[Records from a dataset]
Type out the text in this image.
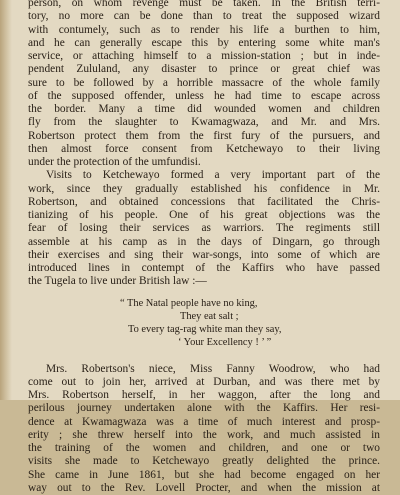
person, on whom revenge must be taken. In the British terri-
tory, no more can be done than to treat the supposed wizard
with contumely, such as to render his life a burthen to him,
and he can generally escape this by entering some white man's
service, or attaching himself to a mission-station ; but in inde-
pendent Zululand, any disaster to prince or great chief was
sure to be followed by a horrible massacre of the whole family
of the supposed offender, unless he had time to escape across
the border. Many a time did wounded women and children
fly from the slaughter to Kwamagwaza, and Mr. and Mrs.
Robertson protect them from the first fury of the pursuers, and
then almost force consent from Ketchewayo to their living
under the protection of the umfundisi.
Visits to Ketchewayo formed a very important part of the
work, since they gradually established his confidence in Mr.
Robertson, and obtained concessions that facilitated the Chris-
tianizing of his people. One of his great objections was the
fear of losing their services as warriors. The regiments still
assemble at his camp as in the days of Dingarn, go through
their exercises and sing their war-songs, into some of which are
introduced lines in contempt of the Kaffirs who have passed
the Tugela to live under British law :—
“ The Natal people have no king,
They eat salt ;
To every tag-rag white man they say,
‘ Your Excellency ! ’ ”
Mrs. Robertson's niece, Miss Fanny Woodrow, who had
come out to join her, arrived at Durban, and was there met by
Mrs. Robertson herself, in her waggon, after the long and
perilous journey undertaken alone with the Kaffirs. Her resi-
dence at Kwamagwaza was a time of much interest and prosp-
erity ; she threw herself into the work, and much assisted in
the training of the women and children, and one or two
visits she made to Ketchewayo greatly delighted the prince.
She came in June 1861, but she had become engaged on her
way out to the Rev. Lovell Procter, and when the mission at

> Task brief
Return each line where "people" shows up.

> Output of the task
tianizing of his people. One of his great objections was the
“ The Natal people have no king,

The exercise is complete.